*Exercise requirements*:
1. How would you render this sentence from the PCI irq patch thread in Spanish: "The default pci msi/msix number limit is defined 32 for LoongArch and NR_IRQS for other platforms."
2. In the PCI irq patch thread, what is the maximum number of msi vectors on LoongArch machines?
3. Resume the PCI irq patch thread below, picking up right after its final sentence.

--- START Document segment ---

Re: [PATCH] pci: irq: Add an early parameter to limit pci irq numbers

From: Huacai Chen
Date: Fri May 26 2023 - 04:18:02 EST


Hi, Bjorn and Marc,

On Fri, May 26, 2023 at 5:40 AM Bjorn Helgaas <helgaas@xxxxxxxxxx> wrote:
>
> On Thu, May 25, 2023 at 05:14:28PM +0800, Huacai Chen wrote:
> > On Wed, May 24, 2023 at 11:21 PM Bjorn Helgaas <helgaas@xxxxxxxxxx> wrote:
> > > On Wed, May 24, 2023 at 05:36:23PM +0800, Huacai Chen wrote:
> > > > Some platforms (such as LoongArch) cannot provide enough irq numbers as
> > > > many as logical cpu numbers. So we should limit pci irq numbers when
> > > > allocate msi/msix vectors, otherwise some device drivers may fail at
> > > > initialization. This patch add a cmdline parameter "pci_irq_limit=xxxx"
> > > > to control the limit.
> > > >
> > > > The default pci msi/msix number limit is defined 32 for LoongArch and
> > > > NR_IRQS for other platforms.
> > >
> > > The IRQ experts can chime in on this, but this doesn't feel right to
> > > me. I assume arch code should set things up so only valid IRQ numbers
> > > can be allocated. This doesn't seem necessarily PCI-specific, I'd
> > > prefer to avoid an arch #ifdef here, and I'd also prefer to avoid a
> > > command-line parameter that users have to discover and supply.
> >
> > The problem we meet: LoongArch machines can have as many as 256
> > logical cpus, and the maximum of msi vectors is 192. Even on a 64-core
> > machine, 192 irqs can be easily exhausted if there are several NICs
> > (NIC usually allocates msi irqs depending on the number of online
> > cpus). So we want to limit the msi allocation.

--- END Document segment ---
--- START Data provided ---

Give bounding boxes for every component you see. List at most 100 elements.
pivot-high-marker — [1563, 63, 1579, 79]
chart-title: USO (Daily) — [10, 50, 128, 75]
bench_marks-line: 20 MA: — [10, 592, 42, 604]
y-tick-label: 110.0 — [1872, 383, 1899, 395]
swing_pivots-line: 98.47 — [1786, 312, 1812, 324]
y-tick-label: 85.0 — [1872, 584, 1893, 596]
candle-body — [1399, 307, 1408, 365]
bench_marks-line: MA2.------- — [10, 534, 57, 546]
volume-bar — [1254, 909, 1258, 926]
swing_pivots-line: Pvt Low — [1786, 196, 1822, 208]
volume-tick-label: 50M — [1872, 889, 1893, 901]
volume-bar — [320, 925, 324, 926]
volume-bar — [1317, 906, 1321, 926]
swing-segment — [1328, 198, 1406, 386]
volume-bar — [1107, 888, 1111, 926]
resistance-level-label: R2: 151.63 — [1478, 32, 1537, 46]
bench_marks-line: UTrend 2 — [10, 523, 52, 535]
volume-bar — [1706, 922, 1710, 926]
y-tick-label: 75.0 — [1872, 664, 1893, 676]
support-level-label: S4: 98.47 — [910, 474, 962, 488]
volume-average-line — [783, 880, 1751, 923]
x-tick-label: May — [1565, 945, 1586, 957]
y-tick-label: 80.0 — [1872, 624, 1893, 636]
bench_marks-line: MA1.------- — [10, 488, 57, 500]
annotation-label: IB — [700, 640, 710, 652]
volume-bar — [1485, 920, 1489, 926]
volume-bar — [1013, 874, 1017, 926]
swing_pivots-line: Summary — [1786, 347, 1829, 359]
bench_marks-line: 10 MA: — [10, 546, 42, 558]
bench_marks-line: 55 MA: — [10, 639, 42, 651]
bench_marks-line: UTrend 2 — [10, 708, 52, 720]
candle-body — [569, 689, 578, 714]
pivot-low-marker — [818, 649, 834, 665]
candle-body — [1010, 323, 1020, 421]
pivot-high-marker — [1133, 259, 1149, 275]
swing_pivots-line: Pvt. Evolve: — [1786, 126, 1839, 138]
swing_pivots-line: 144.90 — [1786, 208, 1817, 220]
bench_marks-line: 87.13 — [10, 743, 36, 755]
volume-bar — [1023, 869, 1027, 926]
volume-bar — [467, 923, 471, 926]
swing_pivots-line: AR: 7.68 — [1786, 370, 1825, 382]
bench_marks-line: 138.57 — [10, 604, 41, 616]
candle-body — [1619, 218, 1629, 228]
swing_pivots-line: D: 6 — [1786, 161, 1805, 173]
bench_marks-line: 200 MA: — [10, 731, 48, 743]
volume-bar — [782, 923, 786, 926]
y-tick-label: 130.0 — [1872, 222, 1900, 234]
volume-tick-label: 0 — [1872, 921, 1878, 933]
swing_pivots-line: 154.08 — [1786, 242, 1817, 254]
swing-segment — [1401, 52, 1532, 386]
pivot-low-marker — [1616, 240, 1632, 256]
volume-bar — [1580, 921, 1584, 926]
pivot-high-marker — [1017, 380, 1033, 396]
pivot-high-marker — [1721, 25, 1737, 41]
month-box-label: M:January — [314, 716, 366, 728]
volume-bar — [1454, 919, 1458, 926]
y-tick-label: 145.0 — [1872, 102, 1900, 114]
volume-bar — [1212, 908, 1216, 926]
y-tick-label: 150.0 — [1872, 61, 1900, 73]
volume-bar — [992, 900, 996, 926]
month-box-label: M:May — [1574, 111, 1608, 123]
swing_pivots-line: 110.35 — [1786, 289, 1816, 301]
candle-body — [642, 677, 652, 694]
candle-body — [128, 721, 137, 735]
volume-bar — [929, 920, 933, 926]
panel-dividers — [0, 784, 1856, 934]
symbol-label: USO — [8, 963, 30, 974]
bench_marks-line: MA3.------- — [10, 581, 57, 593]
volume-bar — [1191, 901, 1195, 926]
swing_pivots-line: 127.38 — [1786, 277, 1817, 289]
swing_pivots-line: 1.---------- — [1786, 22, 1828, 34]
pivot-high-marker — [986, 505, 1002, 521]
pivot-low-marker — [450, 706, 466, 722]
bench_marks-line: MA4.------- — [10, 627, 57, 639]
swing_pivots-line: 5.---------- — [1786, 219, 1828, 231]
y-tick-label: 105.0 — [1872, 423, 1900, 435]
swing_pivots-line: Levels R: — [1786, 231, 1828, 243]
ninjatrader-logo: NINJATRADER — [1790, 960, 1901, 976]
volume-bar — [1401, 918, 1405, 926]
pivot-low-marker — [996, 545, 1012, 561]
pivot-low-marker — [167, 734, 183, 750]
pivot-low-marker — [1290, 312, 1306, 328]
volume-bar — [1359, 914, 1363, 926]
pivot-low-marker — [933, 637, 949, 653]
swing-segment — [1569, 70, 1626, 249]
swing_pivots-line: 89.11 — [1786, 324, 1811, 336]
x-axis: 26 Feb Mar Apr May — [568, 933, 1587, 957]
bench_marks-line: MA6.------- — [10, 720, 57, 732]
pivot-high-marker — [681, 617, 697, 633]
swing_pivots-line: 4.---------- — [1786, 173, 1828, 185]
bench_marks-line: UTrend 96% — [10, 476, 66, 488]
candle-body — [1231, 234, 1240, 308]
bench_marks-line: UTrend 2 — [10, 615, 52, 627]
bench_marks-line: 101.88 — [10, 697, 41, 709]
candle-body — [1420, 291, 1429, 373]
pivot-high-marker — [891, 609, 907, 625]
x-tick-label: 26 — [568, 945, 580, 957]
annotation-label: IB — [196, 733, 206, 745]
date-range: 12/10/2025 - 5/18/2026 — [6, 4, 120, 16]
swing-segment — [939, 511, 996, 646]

--- END Data provided ---

*Solved problems*:
1. El límite predeterminado del número de msi/msix de pci se define en 32 para LoongArch y en NR_IRQS para las demás plataformas.

2. 192.

3.
> >
> > This is not a LoongArch-specific problem, because I think other
> > platforms can also meet if they have many NICs. But of course,
> > LoongArch can meet it more easily because the available msi vectors
> > are very few. So, adding a cmdline parameter is somewhat reasonable.
>
> The patch contains "#ifdef CONFIG_LOONGARCH", which makes this
> solution LoongArch-specific. I'm not willing for that yet.
>
> It sounds like the LoongArch MSI limit is known at compile-time, or at
> least at boot-time, so the kernel ought to be able to figure out what
> to do without a command-line parameter.
>
> > After some investigation, I think it may be possible to modify
> > drivers/irqchip/irq-loongson-pch-msi.c and override
> > msi_domain_info::domain_alloc_irqs() to limit msi allocation. However,
> > doing that need to remove the "static" before
> > __msi_domain_alloc_irqs(), which means revert
> > 762687ceb31fc296e2e1406559e8bb5 ("genirq/msi: Make
> > __msi_domain_alloc_irqs() static"), I don't know whether that is
> > acceptable.
>
> I guess you mean msi_domain_ops::domain_alloc_irqs() (not
> msi_domain_info). If this is really a generic problem, I'm surprised
> that no other arch has needed to override .domain_alloc_irqs().
Yes, I mean msi_domain_ops::domain_alloc_irqs() here.

>
> I think you'll have better luck getting feedback if you can post the
> complete working patch. At the very least, you'll learn more about
> the problem by doing that.
Emm, I found I can do some small modification on
msi_domain_prepare_irqs(), and solve the problem by overriding
msi_domain_ops::msi_prepare(), thanks. And patches is coming soon.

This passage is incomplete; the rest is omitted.